- **Instruction**
Copy out all of the material exactly.

- **Records for this exercise**

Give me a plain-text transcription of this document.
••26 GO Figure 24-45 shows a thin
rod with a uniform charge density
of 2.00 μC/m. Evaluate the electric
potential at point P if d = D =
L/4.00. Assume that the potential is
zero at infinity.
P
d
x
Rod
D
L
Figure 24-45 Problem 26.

- **Output of the task**
Give me a plain-text transcription of this document.
••26 GO Figure 24-45 shows a thin
rod with a uniform charge density
of 2.00 μC/m. Evaluate the electric
potential at point P if d = D =
L/4.00. Assume that the potential is
zero at infinity.
P
d
x
Rod
D
L
Figure 24-45 Problem 26.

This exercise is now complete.